**CHALLENGE**
Pull each line holding the word "loop" from the data.

▽

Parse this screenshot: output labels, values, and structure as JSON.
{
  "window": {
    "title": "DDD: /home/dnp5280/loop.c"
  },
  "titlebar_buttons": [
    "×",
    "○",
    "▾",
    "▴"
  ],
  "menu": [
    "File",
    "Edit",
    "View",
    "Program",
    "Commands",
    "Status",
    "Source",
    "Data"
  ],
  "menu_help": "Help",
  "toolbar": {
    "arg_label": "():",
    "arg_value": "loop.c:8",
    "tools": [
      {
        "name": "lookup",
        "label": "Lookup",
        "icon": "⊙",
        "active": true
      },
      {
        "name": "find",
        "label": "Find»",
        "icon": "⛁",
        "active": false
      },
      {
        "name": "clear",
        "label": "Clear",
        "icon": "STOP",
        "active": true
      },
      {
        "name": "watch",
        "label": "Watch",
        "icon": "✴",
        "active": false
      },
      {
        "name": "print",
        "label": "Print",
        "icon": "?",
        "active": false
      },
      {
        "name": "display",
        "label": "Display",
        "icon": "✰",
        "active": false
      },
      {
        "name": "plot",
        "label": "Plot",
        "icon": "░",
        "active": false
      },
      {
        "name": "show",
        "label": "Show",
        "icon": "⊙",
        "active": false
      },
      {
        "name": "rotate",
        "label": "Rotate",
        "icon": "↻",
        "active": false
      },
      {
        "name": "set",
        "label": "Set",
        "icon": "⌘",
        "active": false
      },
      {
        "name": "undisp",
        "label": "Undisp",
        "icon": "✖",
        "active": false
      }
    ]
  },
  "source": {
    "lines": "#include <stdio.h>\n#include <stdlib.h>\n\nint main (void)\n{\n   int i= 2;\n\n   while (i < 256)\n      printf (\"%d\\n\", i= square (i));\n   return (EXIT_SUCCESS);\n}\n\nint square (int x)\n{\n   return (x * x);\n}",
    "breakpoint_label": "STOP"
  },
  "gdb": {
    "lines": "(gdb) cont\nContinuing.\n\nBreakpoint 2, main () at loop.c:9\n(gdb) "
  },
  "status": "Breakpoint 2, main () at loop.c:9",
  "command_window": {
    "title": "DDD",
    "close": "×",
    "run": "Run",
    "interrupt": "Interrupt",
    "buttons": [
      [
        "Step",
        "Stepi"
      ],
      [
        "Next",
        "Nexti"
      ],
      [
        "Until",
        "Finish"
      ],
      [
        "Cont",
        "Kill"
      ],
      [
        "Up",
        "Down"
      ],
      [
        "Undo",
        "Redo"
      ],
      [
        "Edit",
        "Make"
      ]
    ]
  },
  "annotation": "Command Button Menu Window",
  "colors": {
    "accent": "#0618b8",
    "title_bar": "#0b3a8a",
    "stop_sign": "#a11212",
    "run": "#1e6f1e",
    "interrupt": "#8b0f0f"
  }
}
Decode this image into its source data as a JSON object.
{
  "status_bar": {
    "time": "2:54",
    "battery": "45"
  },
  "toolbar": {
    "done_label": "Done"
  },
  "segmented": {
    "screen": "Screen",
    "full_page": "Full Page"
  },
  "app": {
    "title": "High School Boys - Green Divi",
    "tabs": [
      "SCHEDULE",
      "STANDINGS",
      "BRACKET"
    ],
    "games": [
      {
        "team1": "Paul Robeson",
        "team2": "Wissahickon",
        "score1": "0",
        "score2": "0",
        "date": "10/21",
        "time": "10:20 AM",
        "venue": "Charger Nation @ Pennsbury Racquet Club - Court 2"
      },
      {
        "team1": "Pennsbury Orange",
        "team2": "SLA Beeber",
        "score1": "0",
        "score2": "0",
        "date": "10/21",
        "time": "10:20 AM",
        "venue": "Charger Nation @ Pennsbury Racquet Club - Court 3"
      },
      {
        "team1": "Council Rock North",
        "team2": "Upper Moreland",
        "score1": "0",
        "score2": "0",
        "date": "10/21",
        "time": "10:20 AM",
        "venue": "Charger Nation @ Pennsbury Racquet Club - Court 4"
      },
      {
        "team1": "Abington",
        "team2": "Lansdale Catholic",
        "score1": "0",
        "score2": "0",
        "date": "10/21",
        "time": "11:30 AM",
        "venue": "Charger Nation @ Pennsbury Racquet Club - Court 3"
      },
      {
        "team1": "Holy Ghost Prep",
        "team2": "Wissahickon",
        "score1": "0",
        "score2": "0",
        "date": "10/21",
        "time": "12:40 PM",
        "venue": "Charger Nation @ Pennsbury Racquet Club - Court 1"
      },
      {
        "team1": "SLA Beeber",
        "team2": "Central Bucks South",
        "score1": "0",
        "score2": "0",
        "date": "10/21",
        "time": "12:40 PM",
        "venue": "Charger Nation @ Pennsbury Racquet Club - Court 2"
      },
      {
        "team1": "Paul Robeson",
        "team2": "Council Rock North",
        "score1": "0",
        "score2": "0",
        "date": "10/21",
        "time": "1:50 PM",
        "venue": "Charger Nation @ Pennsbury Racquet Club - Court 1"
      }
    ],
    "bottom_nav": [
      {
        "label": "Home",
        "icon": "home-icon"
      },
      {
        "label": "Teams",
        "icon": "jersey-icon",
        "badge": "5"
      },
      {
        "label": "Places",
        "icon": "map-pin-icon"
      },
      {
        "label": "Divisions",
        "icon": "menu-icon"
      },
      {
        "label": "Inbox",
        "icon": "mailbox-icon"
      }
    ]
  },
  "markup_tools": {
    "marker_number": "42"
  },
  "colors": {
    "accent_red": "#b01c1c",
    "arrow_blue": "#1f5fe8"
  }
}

△

**COMPLETE OUTPUT**
    "title": "DDD: /home/dnp5280/loop.c"
    "arg_value": "loop.c:8",
    "lines": "(gdb) cont\nContinuing.\n\nBreakpoint 2, main () at loop.c:9\n(gdb) "
  "status": "Breakpoint 2, main () at loop.c:9",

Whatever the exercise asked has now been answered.